Brief — Write out every single entry exactly.
--- begin Input ---
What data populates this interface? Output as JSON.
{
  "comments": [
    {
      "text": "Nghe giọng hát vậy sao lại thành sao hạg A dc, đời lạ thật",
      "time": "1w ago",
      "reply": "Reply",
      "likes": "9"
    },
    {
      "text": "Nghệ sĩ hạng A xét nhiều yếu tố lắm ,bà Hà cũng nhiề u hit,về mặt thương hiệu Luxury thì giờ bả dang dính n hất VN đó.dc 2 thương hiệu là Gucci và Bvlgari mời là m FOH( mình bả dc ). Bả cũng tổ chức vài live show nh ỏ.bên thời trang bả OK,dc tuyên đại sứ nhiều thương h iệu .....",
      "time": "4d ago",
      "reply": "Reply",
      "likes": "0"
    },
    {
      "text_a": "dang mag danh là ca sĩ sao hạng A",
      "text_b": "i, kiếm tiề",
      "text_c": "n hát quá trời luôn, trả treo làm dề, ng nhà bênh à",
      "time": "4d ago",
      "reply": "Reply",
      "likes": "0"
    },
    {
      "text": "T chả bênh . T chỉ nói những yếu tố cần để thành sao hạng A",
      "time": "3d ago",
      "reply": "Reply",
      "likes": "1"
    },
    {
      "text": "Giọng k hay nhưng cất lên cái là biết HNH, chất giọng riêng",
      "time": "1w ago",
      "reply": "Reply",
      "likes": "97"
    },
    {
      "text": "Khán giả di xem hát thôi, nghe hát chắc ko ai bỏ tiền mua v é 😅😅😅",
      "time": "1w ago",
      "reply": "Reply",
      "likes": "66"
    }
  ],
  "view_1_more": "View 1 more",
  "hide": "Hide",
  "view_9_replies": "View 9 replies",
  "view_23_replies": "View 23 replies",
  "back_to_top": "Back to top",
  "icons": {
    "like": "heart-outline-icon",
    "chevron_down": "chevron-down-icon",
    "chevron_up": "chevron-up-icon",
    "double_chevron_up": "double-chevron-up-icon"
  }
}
--- end Input ---
Full response —
What data populates this interface? Output as JSON.
{
  "comments": [
    {
      "text": "Nghe giọng hát vậy sao lại thành sao hạg A dc, đời lạ thật",
      "time": "1w ago",
      "reply": "Reply",
      "likes": "9"
    },
    {
      "text": "Nghệ sĩ hạng A xét nhiều yếu tố lắm ,bà Hà cũng nhiề u hit,về mặt thương hiệu Luxury thì giờ bả dang dính n hất VN đó.dc 2 thương hiệu là Gucci và Bvlgari mời là m FOH( mình bả dc ). Bả cũng tổ chức vài live show nh ỏ.bên thời trang bả OK,dc tuyên đại sứ nhiều thương h iệu .....",
      "time": "4d ago",
      "reply": "Reply",
      "likes": "0"
    },
    {
      "text_a": "dang mag danh là ca sĩ sao hạng A",
      "text_b": "i, kiếm tiề",
      "text_c": "n hát quá trời luôn, trả treo làm dề, ng nhà bênh à",
      "time": "4d ago",
      "reply": "Reply",
      "likes": "0"
    },
    {
      "text": "T chả bênh . T chỉ nói những yếu tố cần để thành sao hạng A",
      "time": "3d ago",
      "reply": "Reply",
      "likes": "1"
    },
    {
      "text": "Giọng k hay nhưng cất lên cái là biết HNH, chất giọng riêng",
      "time": "1w ago",
      "reply": "Reply",
      "likes": "97"
    },
    {
      "text": "Khán giả di xem hát thôi, nghe hát chắc ko ai bỏ tiền mua v é 😅😅😅",
      "time": "1w ago",
      "reply": "Reply",
      "likes": "66"
    }
  ],
  "view_1_more": "View 1 more",
  "hide": "Hide",
  "view_9_replies": "View 9 replies",
  "view_23_replies": "View 23 replies",
  "back_to_top": "Back to top",
  "icons": {
    "like": "heart-outline-icon",
    "chevron_down": "chevron-down-icon",
    "chevron_up": "chevron-up-icon",
    "double_chevron_up": "double-chevron-up-icon"
  }
}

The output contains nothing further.